- **Objective**
Report how many lines contain "dengan", with no other words.

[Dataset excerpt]
◇ ◇ ◇ ◇ ◇ ◇ ◇

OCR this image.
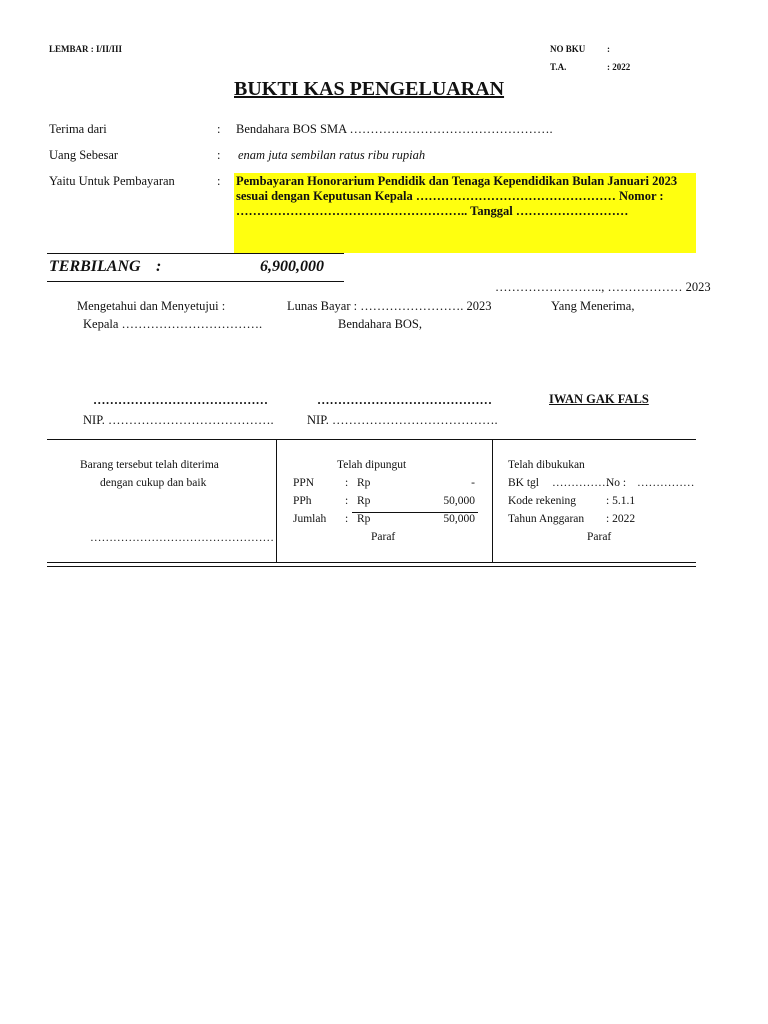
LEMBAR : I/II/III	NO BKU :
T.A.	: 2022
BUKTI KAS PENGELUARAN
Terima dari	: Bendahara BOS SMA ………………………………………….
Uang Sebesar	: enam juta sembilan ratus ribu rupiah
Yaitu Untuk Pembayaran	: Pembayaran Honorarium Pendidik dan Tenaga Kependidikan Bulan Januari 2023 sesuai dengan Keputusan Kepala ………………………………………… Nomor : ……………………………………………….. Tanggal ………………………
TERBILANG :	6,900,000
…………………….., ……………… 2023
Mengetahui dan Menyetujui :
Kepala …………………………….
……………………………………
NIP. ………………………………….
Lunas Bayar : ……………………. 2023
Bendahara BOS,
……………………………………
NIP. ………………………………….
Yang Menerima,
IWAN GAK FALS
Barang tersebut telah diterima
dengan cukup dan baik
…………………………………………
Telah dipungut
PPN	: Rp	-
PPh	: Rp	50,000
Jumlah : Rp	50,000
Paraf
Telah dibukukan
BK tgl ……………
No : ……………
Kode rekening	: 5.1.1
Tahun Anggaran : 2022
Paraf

◇ ◇ ◇ ◇ ◇ ◇ ◇

- **Exercise result**
2